FURTHER ILLUSTRATIVE PROCESSES

[0123] FIG. 9 illustrates an example process 900 for responding to changes in user preferences. In some examples, process 900 can be carried out by a core network device of a telecommunications network communicatively connectable with a user device, e.g., a preference server 814. In some examples, process 900 can be carried out by a content provider 106.

[0124] Example functions shown in FIG. 9 and other flow diagrams and example processes herein can be implemented on and/or otherwise embodied in one or more computing device(s), e.g., a computing device 804, 814, 816, 106, or 110, e.g., using software running on such device(s). For the sake of illustration, the example process 900 is described below with reference to components shown in FIGS. 1-4 or 8 that can carry out and/or participate in the steps of the example method. However, other component(s), e.g., processing unit(s), can carry out step(s) of described example processes such as process 900; that is, example method(s) shown in FIG. 9 are not limited to being carried out by the identified components. Similarly, example method(s) shown in FIGS. 10-16 are also not limited to being carried out by any specifically-identified components.

Dataset rows

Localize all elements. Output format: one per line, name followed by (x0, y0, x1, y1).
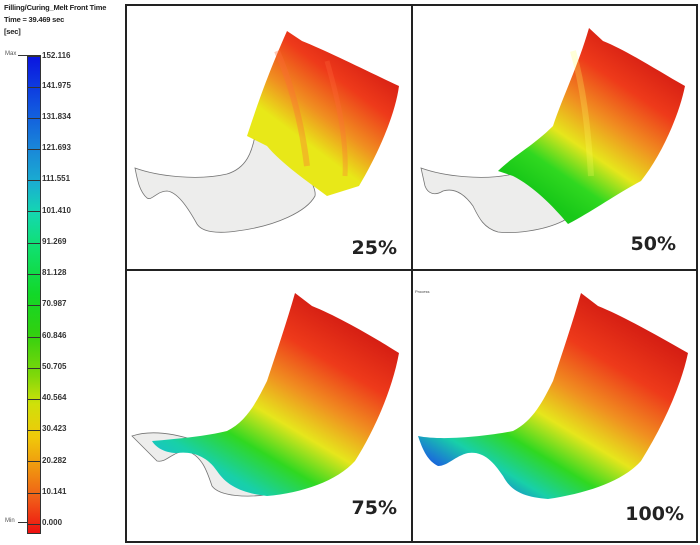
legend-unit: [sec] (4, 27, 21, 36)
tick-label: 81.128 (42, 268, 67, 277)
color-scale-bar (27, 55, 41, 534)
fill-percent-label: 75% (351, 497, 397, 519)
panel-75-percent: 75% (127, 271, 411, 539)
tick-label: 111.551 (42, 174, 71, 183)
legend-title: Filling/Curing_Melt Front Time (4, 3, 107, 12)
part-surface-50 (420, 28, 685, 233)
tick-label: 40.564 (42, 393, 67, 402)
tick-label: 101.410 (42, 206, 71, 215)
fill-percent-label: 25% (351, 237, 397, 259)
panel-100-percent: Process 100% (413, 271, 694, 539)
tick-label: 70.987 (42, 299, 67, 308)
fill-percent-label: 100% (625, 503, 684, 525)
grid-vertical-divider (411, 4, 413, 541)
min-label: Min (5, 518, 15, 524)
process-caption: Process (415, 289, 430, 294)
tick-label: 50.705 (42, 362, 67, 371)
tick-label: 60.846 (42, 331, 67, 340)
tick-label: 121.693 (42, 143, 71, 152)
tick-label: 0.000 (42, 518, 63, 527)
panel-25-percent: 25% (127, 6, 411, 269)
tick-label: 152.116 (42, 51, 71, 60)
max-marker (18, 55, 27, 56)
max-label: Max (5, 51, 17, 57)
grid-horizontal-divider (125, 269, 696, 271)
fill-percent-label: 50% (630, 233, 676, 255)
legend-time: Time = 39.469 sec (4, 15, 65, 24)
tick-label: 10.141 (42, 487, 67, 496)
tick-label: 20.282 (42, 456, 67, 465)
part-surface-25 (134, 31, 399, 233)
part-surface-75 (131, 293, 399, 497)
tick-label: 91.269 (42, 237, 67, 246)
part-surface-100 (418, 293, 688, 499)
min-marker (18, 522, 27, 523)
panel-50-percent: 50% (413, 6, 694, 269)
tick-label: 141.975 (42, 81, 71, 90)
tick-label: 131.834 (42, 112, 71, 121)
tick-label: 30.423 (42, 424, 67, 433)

--

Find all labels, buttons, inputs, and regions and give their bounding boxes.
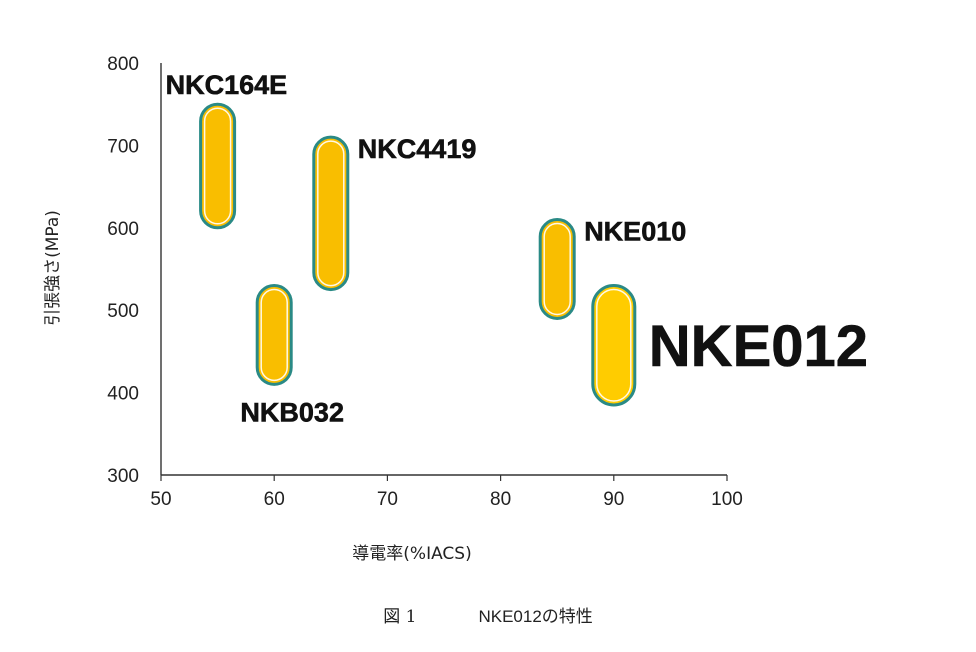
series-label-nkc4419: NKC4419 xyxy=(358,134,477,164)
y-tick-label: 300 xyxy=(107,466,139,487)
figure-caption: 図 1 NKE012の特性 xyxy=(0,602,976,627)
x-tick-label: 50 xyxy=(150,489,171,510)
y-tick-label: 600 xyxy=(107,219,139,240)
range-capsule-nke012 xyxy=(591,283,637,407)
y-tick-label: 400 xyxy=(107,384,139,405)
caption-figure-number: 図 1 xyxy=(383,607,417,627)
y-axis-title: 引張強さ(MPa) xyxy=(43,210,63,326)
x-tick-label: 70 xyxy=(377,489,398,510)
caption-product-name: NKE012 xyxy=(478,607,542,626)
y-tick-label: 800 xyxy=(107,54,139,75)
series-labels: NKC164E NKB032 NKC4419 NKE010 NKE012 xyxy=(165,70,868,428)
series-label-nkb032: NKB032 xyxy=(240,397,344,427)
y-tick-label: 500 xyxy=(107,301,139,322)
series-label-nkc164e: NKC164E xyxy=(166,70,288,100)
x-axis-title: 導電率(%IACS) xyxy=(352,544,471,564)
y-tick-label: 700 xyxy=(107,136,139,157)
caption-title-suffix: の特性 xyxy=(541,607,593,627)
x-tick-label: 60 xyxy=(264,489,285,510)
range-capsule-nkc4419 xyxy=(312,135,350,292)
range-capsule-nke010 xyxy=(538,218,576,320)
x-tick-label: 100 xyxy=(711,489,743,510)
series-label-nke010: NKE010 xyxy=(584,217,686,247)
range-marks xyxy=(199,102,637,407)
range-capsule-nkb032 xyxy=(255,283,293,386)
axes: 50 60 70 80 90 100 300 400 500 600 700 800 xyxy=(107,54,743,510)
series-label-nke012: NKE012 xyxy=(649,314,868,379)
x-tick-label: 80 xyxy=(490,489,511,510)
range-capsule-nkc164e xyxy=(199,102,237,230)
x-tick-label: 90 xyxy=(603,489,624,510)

==

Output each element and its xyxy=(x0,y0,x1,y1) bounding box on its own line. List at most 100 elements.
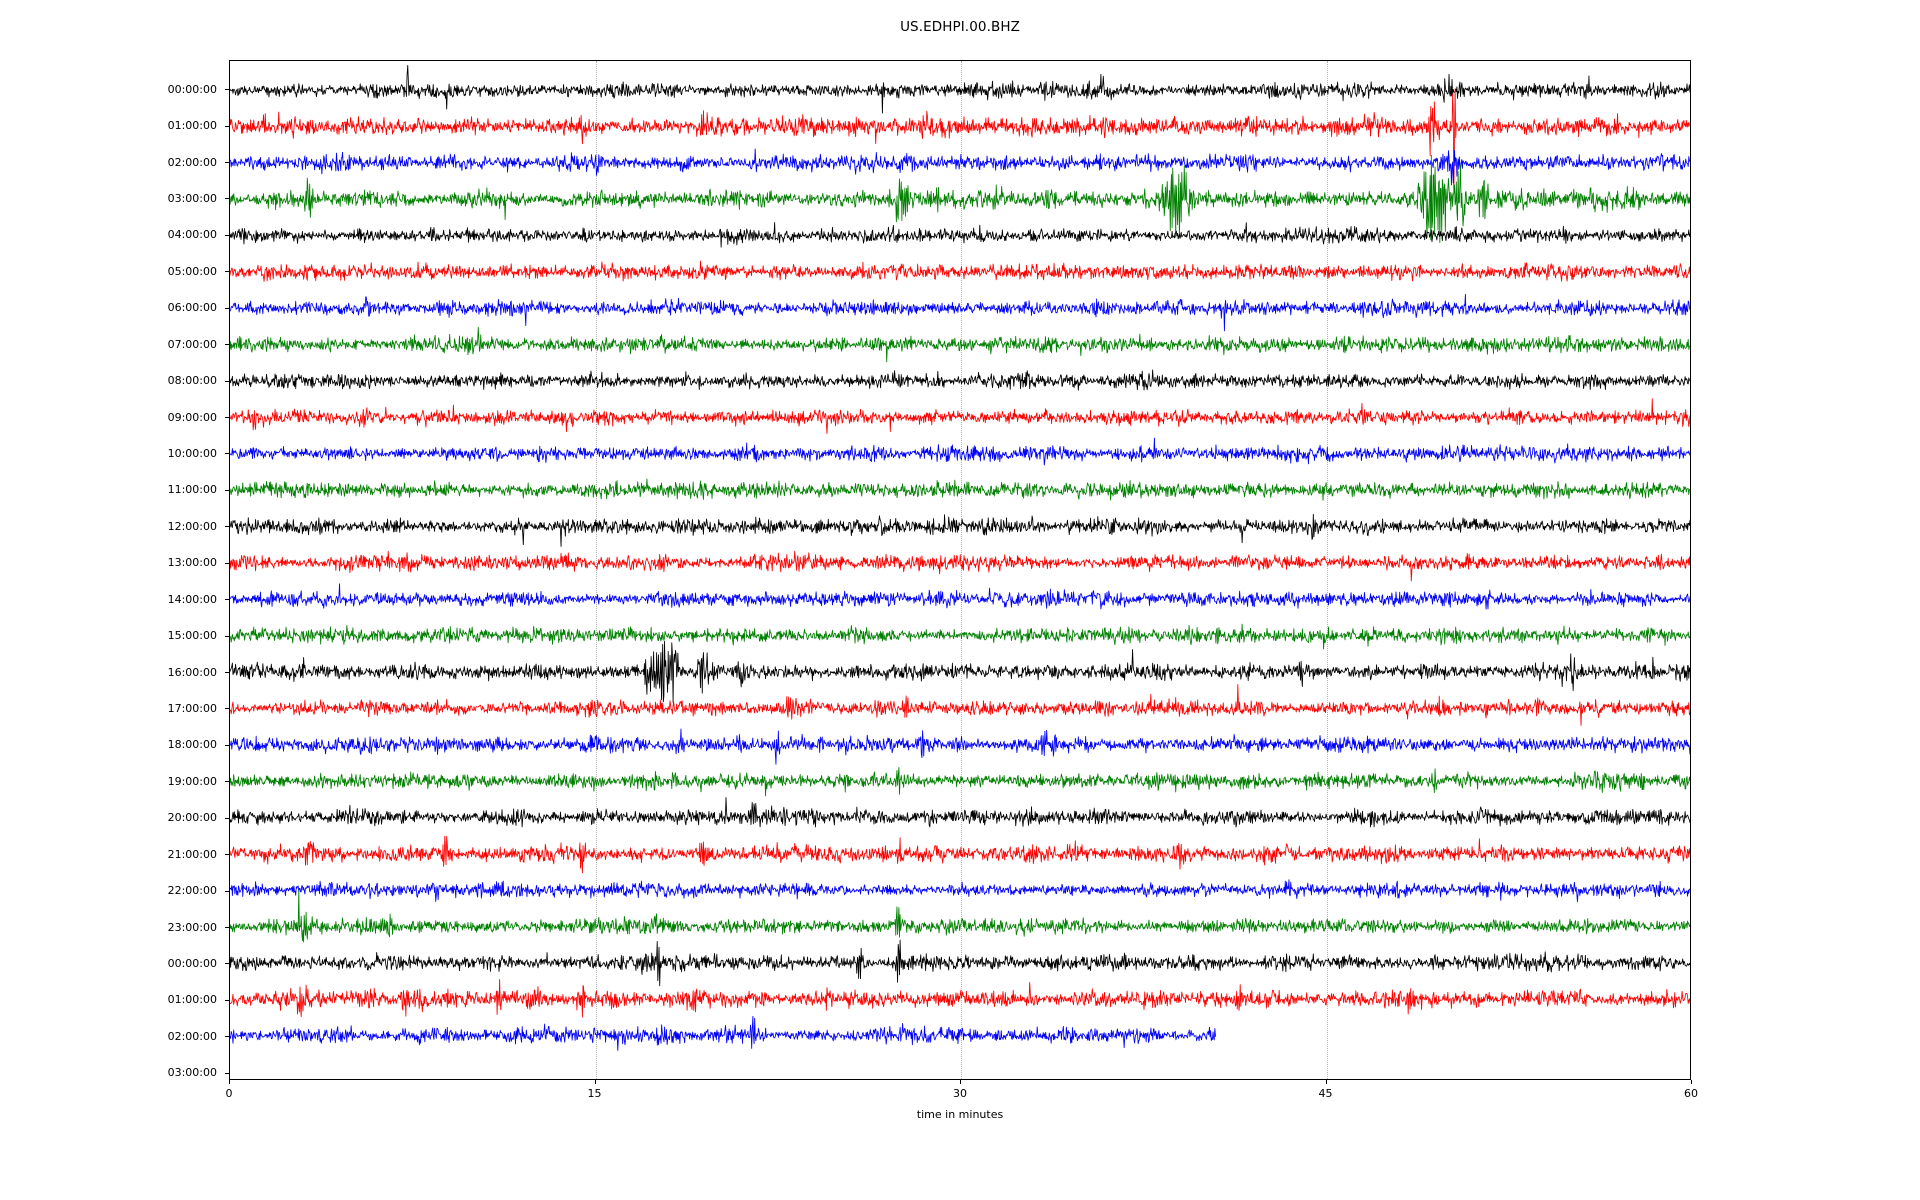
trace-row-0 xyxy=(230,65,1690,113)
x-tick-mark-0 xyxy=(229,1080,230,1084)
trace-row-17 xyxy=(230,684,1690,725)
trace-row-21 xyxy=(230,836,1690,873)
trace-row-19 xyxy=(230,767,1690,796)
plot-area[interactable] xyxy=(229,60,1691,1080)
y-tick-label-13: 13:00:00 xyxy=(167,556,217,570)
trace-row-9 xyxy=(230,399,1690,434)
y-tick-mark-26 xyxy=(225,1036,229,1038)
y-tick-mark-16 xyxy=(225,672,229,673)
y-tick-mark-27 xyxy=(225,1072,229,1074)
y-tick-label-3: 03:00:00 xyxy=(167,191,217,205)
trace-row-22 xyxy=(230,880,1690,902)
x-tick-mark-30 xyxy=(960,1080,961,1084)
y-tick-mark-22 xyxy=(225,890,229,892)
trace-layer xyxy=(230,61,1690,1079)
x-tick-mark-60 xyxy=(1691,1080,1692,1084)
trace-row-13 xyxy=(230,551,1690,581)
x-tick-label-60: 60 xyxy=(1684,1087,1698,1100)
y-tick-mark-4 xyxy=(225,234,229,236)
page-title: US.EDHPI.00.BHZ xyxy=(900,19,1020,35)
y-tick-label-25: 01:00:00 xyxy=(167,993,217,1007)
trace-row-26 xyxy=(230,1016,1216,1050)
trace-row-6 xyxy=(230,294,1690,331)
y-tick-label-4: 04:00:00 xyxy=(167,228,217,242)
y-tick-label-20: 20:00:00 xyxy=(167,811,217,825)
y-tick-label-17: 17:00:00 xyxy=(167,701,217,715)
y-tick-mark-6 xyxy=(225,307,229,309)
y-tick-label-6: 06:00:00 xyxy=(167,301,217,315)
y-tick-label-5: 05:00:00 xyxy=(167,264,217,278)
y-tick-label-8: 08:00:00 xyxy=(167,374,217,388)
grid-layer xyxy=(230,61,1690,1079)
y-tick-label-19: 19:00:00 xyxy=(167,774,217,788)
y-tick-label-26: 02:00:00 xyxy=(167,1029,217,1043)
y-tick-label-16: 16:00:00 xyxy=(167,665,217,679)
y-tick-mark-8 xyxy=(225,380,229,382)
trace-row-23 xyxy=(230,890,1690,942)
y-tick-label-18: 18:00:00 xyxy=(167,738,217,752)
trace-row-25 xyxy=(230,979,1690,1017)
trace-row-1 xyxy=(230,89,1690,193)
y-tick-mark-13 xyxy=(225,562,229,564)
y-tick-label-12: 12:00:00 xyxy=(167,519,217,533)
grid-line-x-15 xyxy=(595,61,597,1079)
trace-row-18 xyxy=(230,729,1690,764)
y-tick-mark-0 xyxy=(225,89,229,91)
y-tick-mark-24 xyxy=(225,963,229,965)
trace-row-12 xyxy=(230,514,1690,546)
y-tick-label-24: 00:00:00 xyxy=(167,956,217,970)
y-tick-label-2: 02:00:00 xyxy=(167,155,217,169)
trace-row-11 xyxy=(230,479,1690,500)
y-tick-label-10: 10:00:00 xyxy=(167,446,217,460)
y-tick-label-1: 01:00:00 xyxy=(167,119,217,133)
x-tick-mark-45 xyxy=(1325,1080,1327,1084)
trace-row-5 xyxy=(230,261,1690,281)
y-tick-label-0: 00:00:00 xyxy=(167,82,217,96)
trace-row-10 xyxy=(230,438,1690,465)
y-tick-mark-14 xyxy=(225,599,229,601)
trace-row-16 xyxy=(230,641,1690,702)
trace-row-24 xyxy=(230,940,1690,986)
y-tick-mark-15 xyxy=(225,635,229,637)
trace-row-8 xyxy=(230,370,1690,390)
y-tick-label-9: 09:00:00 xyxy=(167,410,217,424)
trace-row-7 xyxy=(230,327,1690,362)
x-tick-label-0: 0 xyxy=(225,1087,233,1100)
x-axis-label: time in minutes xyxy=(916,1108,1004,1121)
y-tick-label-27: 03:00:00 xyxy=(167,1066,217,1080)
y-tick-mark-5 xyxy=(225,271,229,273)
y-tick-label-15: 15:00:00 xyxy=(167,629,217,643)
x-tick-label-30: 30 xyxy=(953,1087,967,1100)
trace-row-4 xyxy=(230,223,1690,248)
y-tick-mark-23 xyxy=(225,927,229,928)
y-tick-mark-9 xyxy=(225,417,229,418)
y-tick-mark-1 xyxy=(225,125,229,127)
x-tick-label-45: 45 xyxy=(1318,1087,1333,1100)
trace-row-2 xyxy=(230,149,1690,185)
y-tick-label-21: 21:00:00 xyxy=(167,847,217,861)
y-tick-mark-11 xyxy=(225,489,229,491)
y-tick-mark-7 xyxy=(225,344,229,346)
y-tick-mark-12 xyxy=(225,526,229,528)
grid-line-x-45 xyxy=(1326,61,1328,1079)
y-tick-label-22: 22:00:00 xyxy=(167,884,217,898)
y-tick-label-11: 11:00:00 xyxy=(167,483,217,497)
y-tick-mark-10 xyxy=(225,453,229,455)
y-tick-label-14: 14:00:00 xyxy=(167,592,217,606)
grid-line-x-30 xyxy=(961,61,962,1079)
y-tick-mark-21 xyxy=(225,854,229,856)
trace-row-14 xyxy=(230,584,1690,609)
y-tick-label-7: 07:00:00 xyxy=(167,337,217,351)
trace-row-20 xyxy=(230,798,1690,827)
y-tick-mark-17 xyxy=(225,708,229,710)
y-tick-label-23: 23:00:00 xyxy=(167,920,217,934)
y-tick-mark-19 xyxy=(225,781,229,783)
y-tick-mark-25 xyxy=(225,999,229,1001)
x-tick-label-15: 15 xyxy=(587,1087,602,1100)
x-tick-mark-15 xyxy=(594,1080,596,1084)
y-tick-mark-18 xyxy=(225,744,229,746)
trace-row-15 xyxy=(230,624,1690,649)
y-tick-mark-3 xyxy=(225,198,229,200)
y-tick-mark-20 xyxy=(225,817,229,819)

**DIRECTIONS FOR THIS TASK**
In the text on illustrative processes, what is example process 900 for? The records are unrelated material and stand apart from the text.

**PROBLEM SOLUTION**
Responding to changes in user preferences.